Problem to solve -
Copy exactly the lines from the one containing "Extract the structured" through the last line of the records below, including both, and leave out any pictures.

Dataset items
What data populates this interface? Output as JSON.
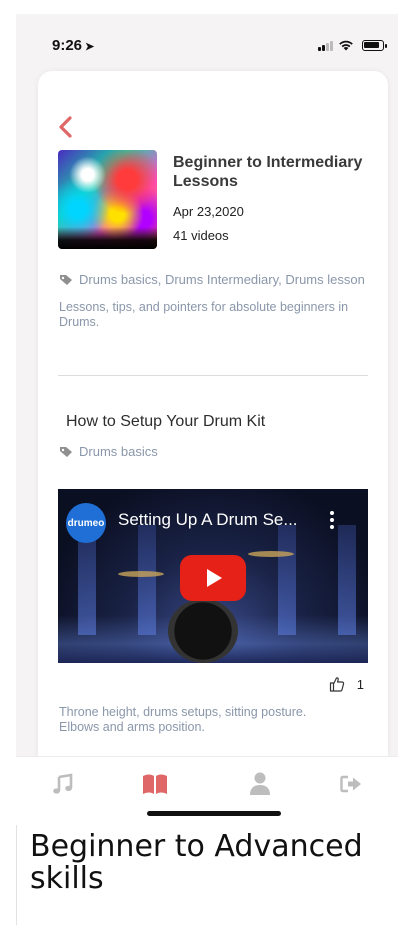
{
  "status_bar": {
    "time": "9:26",
    "location_arrow": "➤"
  },
  "playlist": {
    "title": "Beginner to Intermediary Lessons",
    "date": "Apr 23,2020",
    "count": "41 videos",
    "tags": "Drums basics, Drums Intermediary, Drums lesson",
    "description": "Lessons, tips, and pointers for absolute beginners in Drums."
  },
  "video": {
    "title": "How to Setup Your Drum Kit",
    "tags": "Drums basics",
    "channel_logo": "drumeo",
    "embed_caption": "Setting Up A Drum Se...",
    "likes": "1",
    "description": "Throne height, drums setups, sitting posture. Elbows and arms position."
  },
  "tabs": [
    {
      "icon": "music-note-icon",
      "active": false
    },
    {
      "icon": "book-icon",
      "active": true
    },
    {
      "icon": "user-icon",
      "active": false
    },
    {
      "icon": "logout-icon",
      "active": false
    }
  ],
  "caption": "Beginner to Advanced skills",
  "colors": {
    "accent": "#e06767",
    "muted_text": "#8a97aa",
    "inactive_icon": "#bdbdbd"
  }
}
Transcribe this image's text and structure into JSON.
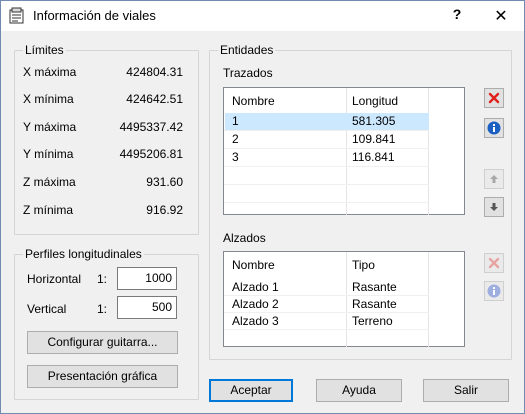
{
  "window": {
    "title": "Información de viales",
    "help_glyph": "?",
    "close_glyph": "✕"
  },
  "limites": {
    "legend": "Límites",
    "rows": [
      {
        "label": "X máxima",
        "value": "424804.31"
      },
      {
        "label": "X mínima",
        "value": "424642.51"
      },
      {
        "label": "Y máxima",
        "value": "4495337.42"
      },
      {
        "label": "Y mínima",
        "value": "4495206.81"
      },
      {
        "label": "Z máxima",
        "value": "931.60"
      },
      {
        "label": "Z mínima",
        "value": "916.92"
      }
    ]
  },
  "perfiles": {
    "legend": "Perfiles longitudinales",
    "horizontal_label": "Horizontal",
    "horizontal_prefix": "1:",
    "horizontal_value": "1000",
    "vertical_label": "Vertical",
    "vertical_prefix": "1:",
    "vertical_value": "500",
    "configurar_label": "Configurar guitarra...",
    "presentacion_label": "Presentación gráfica"
  },
  "entidades": {
    "legend": "Entidades",
    "trazados": {
      "label": "Trazados",
      "columns": [
        "Nombre",
        "Longitud"
      ],
      "rows": [
        {
          "nombre": "1",
          "longitud": "581.305",
          "selected": true
        },
        {
          "nombre": "2",
          "longitud": "109.841",
          "selected": false
        },
        {
          "nombre": "3",
          "longitud": "116.841",
          "selected": false
        }
      ]
    },
    "alzados": {
      "label": "Alzados",
      "columns": [
        "Nombre",
        "Tipo"
      ],
      "rows": [
        {
          "nombre": "Alzado 1",
          "tipo": "Rasante"
        },
        {
          "nombre": "Alzado 2",
          "tipo": "Rasante"
        },
        {
          "nombre": "Alzado 3",
          "tipo": "Terreno"
        }
      ]
    }
  },
  "footer": {
    "aceptar": "Aceptar",
    "ayuda": "Ayuda",
    "salir": "Salir"
  },
  "colors": {
    "accent": "#0078d7",
    "delete_red": "#e0201b",
    "info_blue": "#1c5fc2",
    "selection": "#cce8ff"
  }
}
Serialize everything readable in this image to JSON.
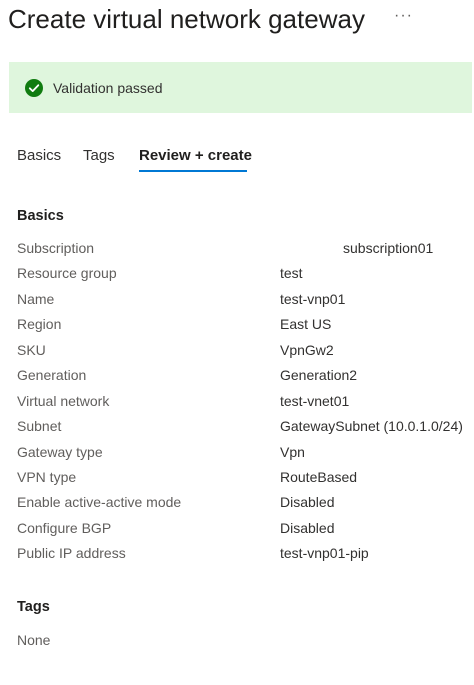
{
  "header": {
    "title": "Create virtual network gateway",
    "more_label": "···"
  },
  "validation": {
    "message": "Validation passed",
    "status_color": "#107c10",
    "background_color": "#dff6dd",
    "icon": "checkmark-circle-icon"
  },
  "tabs": [
    {
      "label": "Basics",
      "active": false
    },
    {
      "label": "Tags",
      "active": false
    },
    {
      "label": "Review + create",
      "active": true
    }
  ],
  "accent_color": "#0078d4",
  "basics": {
    "heading": "Basics",
    "rows": [
      {
        "label": "Subscription",
        "value": "subscription01"
      },
      {
        "label": "Resource group",
        "value": "test"
      },
      {
        "label": "Name",
        "value": "test-vnp01"
      },
      {
        "label": "Region",
        "value": "East US"
      },
      {
        "label": "SKU",
        "value": "VpnGw2"
      },
      {
        "label": "Generation",
        "value": "Generation2"
      },
      {
        "label": "Virtual network",
        "value": "test-vnet01"
      },
      {
        "label": "Subnet",
        "value": "GatewaySubnet (10.0.1.0/24)"
      },
      {
        "label": "Gateway type",
        "value": "Vpn"
      },
      {
        "label": "VPN type",
        "value": "RouteBased"
      },
      {
        "label": "Enable active-active mode",
        "value": "Disabled"
      },
      {
        "label": "Configure BGP",
        "value": "Disabled"
      },
      {
        "label": "Public IP address",
        "value": "test-vnp01-pip"
      }
    ]
  },
  "tags": {
    "heading": "Tags",
    "value": "None"
  }
}
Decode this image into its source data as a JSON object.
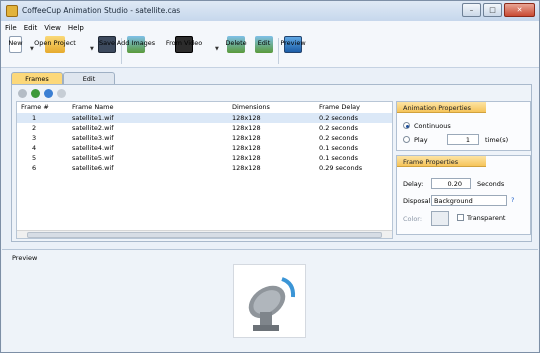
{
  "window": {
    "title": "CoffeeCup Animation Studio - satellite.cas"
  },
  "menu": {
    "items": [
      "File",
      "Edit",
      "View",
      "Help"
    ]
  },
  "toolbar": {
    "new_label": "New",
    "open_label": "Open Project",
    "save_label": "Save",
    "add_images_label": "Add Images",
    "from_video_label": "From Video",
    "delete_label": "Delete",
    "edit_label": "Edit",
    "preview_label": "Preview"
  },
  "tabs": {
    "frames": "Frames",
    "edit": "Edit"
  },
  "table": {
    "headers": {
      "frame": "Frame #",
      "name": "Frame Name",
      "dimensions": "Dimensions",
      "delay": "Frame Delay"
    },
    "rows": [
      {
        "frame": "1",
        "name": "satellite1.wif",
        "dimensions": "128x128",
        "delay": "0.2 seconds"
      },
      {
        "frame": "2",
        "name": "satellite2.wif",
        "dimensions": "128x128",
        "delay": "0.2 seconds"
      },
      {
        "frame": "3",
        "name": "satellite3.wif",
        "dimensions": "128x128",
        "delay": "0.2 seconds"
      },
      {
        "frame": "4",
        "name": "satellite4.wif",
        "dimensions": "128x128",
        "delay": "0.1 seconds"
      },
      {
        "frame": "5",
        "name": "satellite5.wif",
        "dimensions": "128x128",
        "delay": "0.1 seconds"
      },
      {
        "frame": "6",
        "name": "satellite6.wif",
        "dimensions": "128x128",
        "delay": "0.29 seconds"
      }
    ]
  },
  "animation_properties": {
    "title": "Animation Properties",
    "continuous_label": "Continuous",
    "play_label": "Play",
    "play_value": "1",
    "times_label": "time(s)"
  },
  "frame_properties": {
    "title": "Frame Properties",
    "delay_label": "Delay:",
    "delay_value": "0.20",
    "seconds_label": "Seconds",
    "disposal_label": "Disposal:",
    "disposal_value": "Background",
    "color_label": "Color:",
    "transparent_label": "Transparent"
  },
  "preview": {
    "label": "Preview"
  },
  "colors": {
    "accent": "#f6c45a",
    "selection": "#dbe8f7"
  }
}
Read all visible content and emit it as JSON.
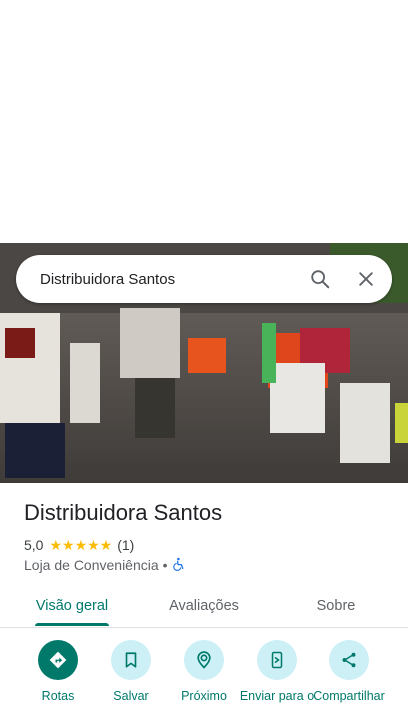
{
  "search": {
    "query": "Distribuidora Santos"
  },
  "place": {
    "name": "Distribuidora Santos",
    "rating": "5,0",
    "stars": "★★★★★",
    "reviews_count": "(1)",
    "category": "Loja de Conveniência",
    "separator": "•"
  },
  "tabs": [
    {
      "label": "Visão geral",
      "active": true
    },
    {
      "label": "Avaliações",
      "active": false
    },
    {
      "label": "Sobre",
      "active": false
    }
  ],
  "actions": [
    {
      "label": "Rotas",
      "icon": "directions-icon"
    },
    {
      "label": "Salvar",
      "icon": "bookmark-icon"
    },
    {
      "label": "Próximo",
      "icon": "nearby-icon"
    },
    {
      "label": "Enviar para o",
      "icon": "send-to-phone-icon"
    },
    {
      "label": "Compartilhar",
      "icon": "share-icon"
    }
  ],
  "colors": {
    "accent": "#00796b",
    "star": "#fbbc04",
    "action_bg": "#cdf0f6"
  }
}
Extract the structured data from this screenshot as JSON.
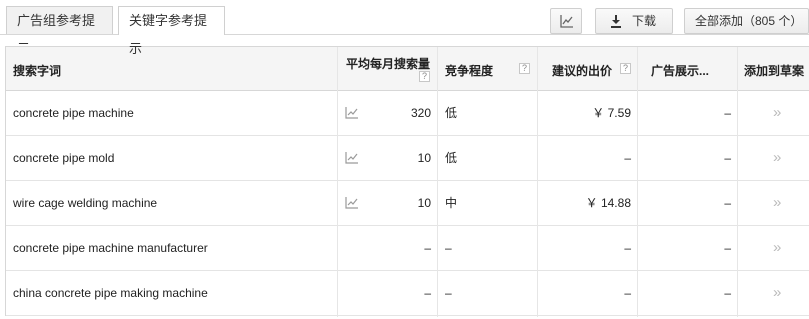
{
  "tabs": [
    {
      "label": "广告组参考提示",
      "active": false
    },
    {
      "label": "关键字参考提示",
      "active": true
    }
  ],
  "toolbar": {
    "chart_icon": "line-chart-icon",
    "download_icon": "download-icon",
    "download_label": "下载",
    "add_all_label": "全部添加（805 个）"
  },
  "table": {
    "columns": {
      "keyword": "搜索字词",
      "searches": "平均每月搜索量",
      "competition": "竞争程度",
      "bid": "建议的出价",
      "share": "广告展示...",
      "add": "添加到草案"
    },
    "help_glyph": "?",
    "rows": [
      {
        "keyword": "concrete pipe machine",
        "has_trend": true,
        "searches": "320",
        "competition": "低",
        "bid": "￥ 7.59",
        "share": "–",
        "add": "»"
      },
      {
        "keyword": "concrete pipe mold",
        "has_trend": true,
        "searches": "10",
        "competition": "低",
        "bid": "–",
        "share": "–",
        "add": "»"
      },
      {
        "keyword": "wire cage welding machine",
        "has_trend": true,
        "searches": "10",
        "competition": "中",
        "bid": "￥ 14.88",
        "share": "–",
        "add": "»"
      },
      {
        "keyword": "concrete pipe machine manufacturer",
        "has_trend": false,
        "searches": "–",
        "competition": "–",
        "bid": "–",
        "share": "–",
        "add": "»"
      },
      {
        "keyword": "china concrete pipe making machine",
        "has_trend": false,
        "searches": "–",
        "competition": "–",
        "bid": "–",
        "share": "–",
        "add": "»"
      }
    ]
  },
  "colors": {
    "border": "#d7d7d7",
    "header_bg": "#f5f5f5",
    "arrow": "#bbbbbb",
    "icon": "#9a9a9a"
  }
}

Answer in full -
Extract the structured data from this screenshot as JSON.
{
  "tabs": [
    {
      "label": "广告组参考提示",
      "active": false
    },
    {
      "label": "关键字参考提示",
      "active": true
    }
  ],
  "toolbar": {
    "chart_icon": "line-chart-icon",
    "download_icon": "download-icon",
    "download_label": "下载",
    "add_all_label": "全部添加（805 个）"
  },
  "table": {
    "columns": {
      "keyword": "搜索字词",
      "searches": "平均每月搜索量",
      "competition": "竞争程度",
      "bid": "建议的出价",
      "share": "广告展示...",
      "add": "添加到草案"
    },
    "help_glyph": "?",
    "rows": [
      {
        "keyword": "concrete pipe machine",
        "has_trend": true,
        "searches": "320",
        "competition": "低",
        "bid": "￥ 7.59",
        "share": "–",
        "add": "»"
      },
      {
        "keyword": "concrete pipe mold",
        "has_trend": true,
        "searches": "10",
        "competition": "低",
        "bid": "–",
        "share": "–",
        "add": "»"
      },
      {
        "keyword": "wire cage welding machine",
        "has_trend": true,
        "searches": "10",
        "competition": "中",
        "bid": "￥ 14.88",
        "share": "–",
        "add": "»"
      },
      {
        "keyword": "concrete pipe machine manufacturer",
        "has_trend": false,
        "searches": "–",
        "competition": "–",
        "bid": "–",
        "share": "–",
        "add": "»"
      },
      {
        "keyword": "china concrete pipe making machine",
        "has_trend": false,
        "searches": "–",
        "competition": "–",
        "bid": "–",
        "share": "–",
        "add": "»"
      }
    ]
  },
  "colors": {
    "border": "#d7d7d7",
    "header_bg": "#f5f5f5",
    "arrow": "#bbbbbb",
    "icon": "#9a9a9a"
  }
}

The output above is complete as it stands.